DATA ROWS.
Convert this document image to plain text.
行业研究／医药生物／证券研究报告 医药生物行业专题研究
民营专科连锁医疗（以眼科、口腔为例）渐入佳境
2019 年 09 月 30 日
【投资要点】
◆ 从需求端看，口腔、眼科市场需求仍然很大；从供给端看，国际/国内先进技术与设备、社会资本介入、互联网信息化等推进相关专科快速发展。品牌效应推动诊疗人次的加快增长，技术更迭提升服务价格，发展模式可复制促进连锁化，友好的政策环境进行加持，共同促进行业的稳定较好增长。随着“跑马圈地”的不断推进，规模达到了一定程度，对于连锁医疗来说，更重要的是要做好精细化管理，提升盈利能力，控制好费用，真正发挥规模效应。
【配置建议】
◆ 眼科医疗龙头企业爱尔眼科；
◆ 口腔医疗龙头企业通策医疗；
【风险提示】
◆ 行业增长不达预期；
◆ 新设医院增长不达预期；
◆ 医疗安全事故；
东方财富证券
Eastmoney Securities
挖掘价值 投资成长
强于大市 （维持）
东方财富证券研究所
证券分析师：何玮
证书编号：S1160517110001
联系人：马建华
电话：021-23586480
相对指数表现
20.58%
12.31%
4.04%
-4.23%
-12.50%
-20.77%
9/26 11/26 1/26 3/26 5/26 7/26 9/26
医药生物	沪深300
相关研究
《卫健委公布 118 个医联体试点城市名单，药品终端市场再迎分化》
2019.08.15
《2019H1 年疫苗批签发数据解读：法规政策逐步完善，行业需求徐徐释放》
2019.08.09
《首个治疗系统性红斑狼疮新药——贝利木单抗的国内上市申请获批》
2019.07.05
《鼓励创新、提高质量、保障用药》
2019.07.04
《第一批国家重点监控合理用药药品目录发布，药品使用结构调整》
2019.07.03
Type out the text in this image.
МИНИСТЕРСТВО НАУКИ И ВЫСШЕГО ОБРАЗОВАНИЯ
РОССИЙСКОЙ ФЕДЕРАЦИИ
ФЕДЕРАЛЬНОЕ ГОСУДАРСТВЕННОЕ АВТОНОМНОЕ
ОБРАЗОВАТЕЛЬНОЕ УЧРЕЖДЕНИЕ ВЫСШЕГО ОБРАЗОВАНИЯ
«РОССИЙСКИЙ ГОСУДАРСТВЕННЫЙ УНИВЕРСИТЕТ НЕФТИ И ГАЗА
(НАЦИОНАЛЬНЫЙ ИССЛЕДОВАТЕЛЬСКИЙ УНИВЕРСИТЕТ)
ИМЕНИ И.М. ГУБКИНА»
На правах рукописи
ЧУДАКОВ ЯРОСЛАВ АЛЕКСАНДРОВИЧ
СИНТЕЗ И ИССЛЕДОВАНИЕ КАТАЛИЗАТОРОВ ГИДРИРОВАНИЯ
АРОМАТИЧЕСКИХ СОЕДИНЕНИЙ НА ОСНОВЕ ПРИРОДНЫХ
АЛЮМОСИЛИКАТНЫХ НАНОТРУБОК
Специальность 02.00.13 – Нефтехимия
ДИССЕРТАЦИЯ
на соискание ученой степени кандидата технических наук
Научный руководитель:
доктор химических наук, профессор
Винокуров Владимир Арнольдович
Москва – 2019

DIRECTIONS FOR THIS TASK. Repeat the material above in full, quoting it exactly.

EXERCISE RESULT.
Convert this document image to plain text.
行业研究／医药生物／证券研究报告 医药生物行业专题研究
民营专科连锁医疗（以眼科、口腔为例）渐入佳境
2019 年 09 月 30 日
【投资要点】
◆ 从需求端看，口腔、眼科市场需求仍然很大；从供给端看，国际/国内先进技术与设备、社会资本介入、互联网信息化等推进相关专科快速发展。品牌效应推动诊疗人次的加快增长，技术更迭提升服务价格，发展模式可复制促进连锁化，友好的政策环境进行加持，共同促进行业的稳定较好增长。随着“跑马圈地”的不断推进，规模达到了一定程度，对于连锁医疗来说，更重要的是要做好精细化管理，提升盈利能力，控制好费用，真正发挥规模效应。
【配置建议】
◆ 眼科医疗龙头企业爱尔眼科；
◆ 口腔医疗龙头企业通策医疗；
【风险提示】
◆ 行业增长不达预期；
◆ 新设医院增长不达预期；
◆ 医疗安全事故；
东方财富证券
Eastmoney Securities
挖掘价值 投资成长
强于大市 （维持）
东方财富证券研究所
证券分析师：何玮
证书编号：S1160517110001
联系人：马建华
电话：021-23586480
相对指数表现
20.58%
12.31%
4.04%
-4.23%
-12.50%
-20.77%
9/26 11/26 1/26 3/26 5/26 7/26 9/26
医药生物	沪深300
相关研究
《卫健委公布 118 个医联体试点城市名单，药品终端市场再迎分化》
2019.08.15
《2019H1 年疫苗批签发数据解读：法规政策逐步完善，行业需求徐徐释放》
2019.08.09
《首个治疗系统性红斑狼疮新药——贝利木单抗的国内上市申请获批》
2019.07.05
《鼓励创新、提高质量、保障用药》
2019.07.04
《第一批国家重点监控合理用药药品目录发布，药品使用结构调整》
2019.07.03
Type out the text in this image.
МИНИСТЕРСТВО НАУКИ И ВЫСШЕГО ОБРАЗОВАНИЯ
РОССИЙСКОЙ ФЕДЕРАЦИИ
ФЕДЕРАЛЬНОЕ ГОСУДАРСТВЕННОЕ АВТОНОМНОЕ
ОБРАЗОВАТЕЛЬНОЕ УЧРЕЖДЕНИЕ ВЫСШЕГО ОБРАЗОВАНИЯ
«РОССИЙСКИЙ ГОСУДАРСТВЕННЫЙ УНИВЕРСИТЕТ НЕФТИ И ГАЗА
(НАЦИОНАЛЬНЫЙ ИССЛЕДОВАТЕЛЬСКИЙ УНИВЕРСИТЕТ)
ИМЕНИ И.М. ГУБКИНА»
На правах рукописи
ЧУДАКОВ ЯРОСЛАВ АЛЕКСАНДРОВИЧ
СИНТЕЗ И ИССЛЕДОВАНИЕ КАТАЛИЗАТОРОВ ГИДРИРОВАНИЯ
АРОМАТИЧЕСКИХ СОЕДИНЕНИЙ НА ОСНОВЕ ПРИРОДНЫХ
АЛЮМОСИЛИКАТНЫХ НАНОТРУБОК
Специальность 02.00.13 – Нефтехимия
ДИССЕРТАЦИЯ
на соискание ученой степени кандидата технических наук
Научный руководитель:
доктор химических наук, профессор
Винокуров Владимир Арнольдович
Москва – 2019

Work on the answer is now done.